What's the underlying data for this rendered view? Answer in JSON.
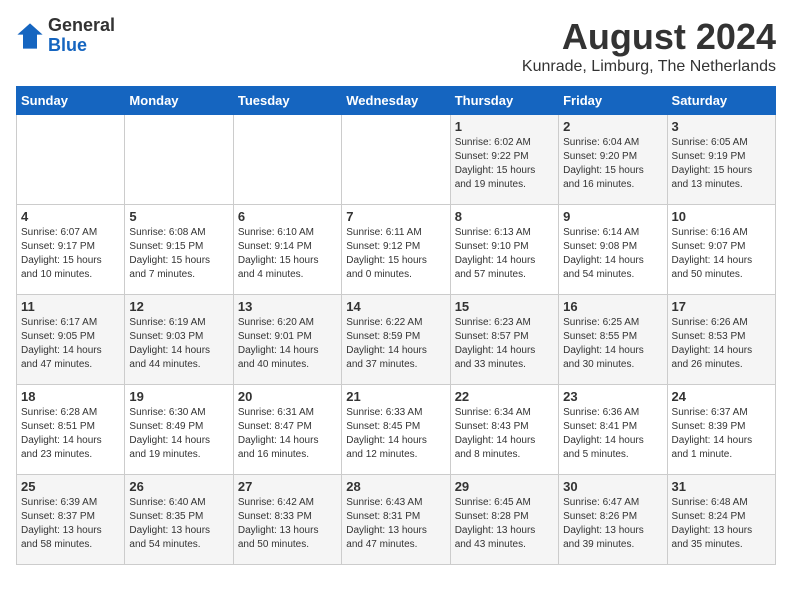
{
  "logo": {
    "general": "General",
    "blue": "Blue"
  },
  "header": {
    "month_year": "August 2024",
    "location": "Kunrade, Limburg, The Netherlands"
  },
  "days_of_week": [
    "Sunday",
    "Monday",
    "Tuesday",
    "Wednesday",
    "Thursday",
    "Friday",
    "Saturday"
  ],
  "weeks": [
    [
      {
        "day": "",
        "info": ""
      },
      {
        "day": "",
        "info": ""
      },
      {
        "day": "",
        "info": ""
      },
      {
        "day": "",
        "info": ""
      },
      {
        "day": "1",
        "info": "Sunrise: 6:02 AM\nSunset: 9:22 PM\nDaylight: 15 hours\nand 19 minutes."
      },
      {
        "day": "2",
        "info": "Sunrise: 6:04 AM\nSunset: 9:20 PM\nDaylight: 15 hours\nand 16 minutes."
      },
      {
        "day": "3",
        "info": "Sunrise: 6:05 AM\nSunset: 9:19 PM\nDaylight: 15 hours\nand 13 minutes."
      }
    ],
    [
      {
        "day": "4",
        "info": "Sunrise: 6:07 AM\nSunset: 9:17 PM\nDaylight: 15 hours\nand 10 minutes."
      },
      {
        "day": "5",
        "info": "Sunrise: 6:08 AM\nSunset: 9:15 PM\nDaylight: 15 hours\nand 7 minutes."
      },
      {
        "day": "6",
        "info": "Sunrise: 6:10 AM\nSunset: 9:14 PM\nDaylight: 15 hours\nand 4 minutes."
      },
      {
        "day": "7",
        "info": "Sunrise: 6:11 AM\nSunset: 9:12 PM\nDaylight: 15 hours\nand 0 minutes."
      },
      {
        "day": "8",
        "info": "Sunrise: 6:13 AM\nSunset: 9:10 PM\nDaylight: 14 hours\nand 57 minutes."
      },
      {
        "day": "9",
        "info": "Sunrise: 6:14 AM\nSunset: 9:08 PM\nDaylight: 14 hours\nand 54 minutes."
      },
      {
        "day": "10",
        "info": "Sunrise: 6:16 AM\nSunset: 9:07 PM\nDaylight: 14 hours\nand 50 minutes."
      }
    ],
    [
      {
        "day": "11",
        "info": "Sunrise: 6:17 AM\nSunset: 9:05 PM\nDaylight: 14 hours\nand 47 minutes."
      },
      {
        "day": "12",
        "info": "Sunrise: 6:19 AM\nSunset: 9:03 PM\nDaylight: 14 hours\nand 44 minutes."
      },
      {
        "day": "13",
        "info": "Sunrise: 6:20 AM\nSunset: 9:01 PM\nDaylight: 14 hours\nand 40 minutes."
      },
      {
        "day": "14",
        "info": "Sunrise: 6:22 AM\nSunset: 8:59 PM\nDaylight: 14 hours\nand 37 minutes."
      },
      {
        "day": "15",
        "info": "Sunrise: 6:23 AM\nSunset: 8:57 PM\nDaylight: 14 hours\nand 33 minutes."
      },
      {
        "day": "16",
        "info": "Sunrise: 6:25 AM\nSunset: 8:55 PM\nDaylight: 14 hours\nand 30 minutes."
      },
      {
        "day": "17",
        "info": "Sunrise: 6:26 AM\nSunset: 8:53 PM\nDaylight: 14 hours\nand 26 minutes."
      }
    ],
    [
      {
        "day": "18",
        "info": "Sunrise: 6:28 AM\nSunset: 8:51 PM\nDaylight: 14 hours\nand 23 minutes."
      },
      {
        "day": "19",
        "info": "Sunrise: 6:30 AM\nSunset: 8:49 PM\nDaylight: 14 hours\nand 19 minutes."
      },
      {
        "day": "20",
        "info": "Sunrise: 6:31 AM\nSunset: 8:47 PM\nDaylight: 14 hours\nand 16 minutes."
      },
      {
        "day": "21",
        "info": "Sunrise: 6:33 AM\nSunset: 8:45 PM\nDaylight: 14 hours\nand 12 minutes."
      },
      {
        "day": "22",
        "info": "Sunrise: 6:34 AM\nSunset: 8:43 PM\nDaylight: 14 hours\nand 8 minutes."
      },
      {
        "day": "23",
        "info": "Sunrise: 6:36 AM\nSunset: 8:41 PM\nDaylight: 14 hours\nand 5 minutes."
      },
      {
        "day": "24",
        "info": "Sunrise: 6:37 AM\nSunset: 8:39 PM\nDaylight: 14 hours\nand 1 minute."
      }
    ],
    [
      {
        "day": "25",
        "info": "Sunrise: 6:39 AM\nSunset: 8:37 PM\nDaylight: 13 hours\nand 58 minutes."
      },
      {
        "day": "26",
        "info": "Sunrise: 6:40 AM\nSunset: 8:35 PM\nDaylight: 13 hours\nand 54 minutes."
      },
      {
        "day": "27",
        "info": "Sunrise: 6:42 AM\nSunset: 8:33 PM\nDaylight: 13 hours\nand 50 minutes."
      },
      {
        "day": "28",
        "info": "Sunrise: 6:43 AM\nSunset: 8:31 PM\nDaylight: 13 hours\nand 47 minutes."
      },
      {
        "day": "29",
        "info": "Sunrise: 6:45 AM\nSunset: 8:28 PM\nDaylight: 13 hours\nand 43 minutes."
      },
      {
        "day": "30",
        "info": "Sunrise: 6:47 AM\nSunset: 8:26 PM\nDaylight: 13 hours\nand 39 minutes."
      },
      {
        "day": "31",
        "info": "Sunrise: 6:48 AM\nSunset: 8:24 PM\nDaylight: 13 hours\nand 35 minutes."
      }
    ]
  ]
}
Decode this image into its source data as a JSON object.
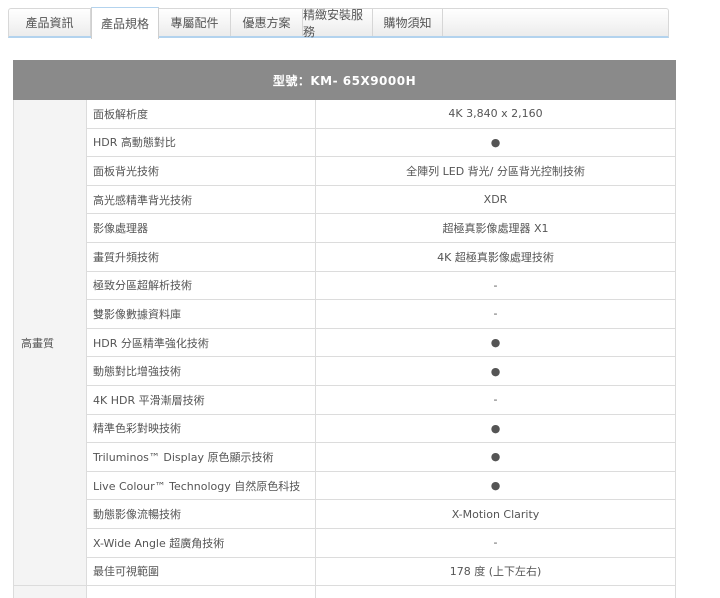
===============
- **Directive**:
Pick out the lines that have the word "this". Copy them all.

- **Output of the exercise**:
What's the underlying data for this rendered view? Answer in JSON.
Decode this image into its source data as a JSON object.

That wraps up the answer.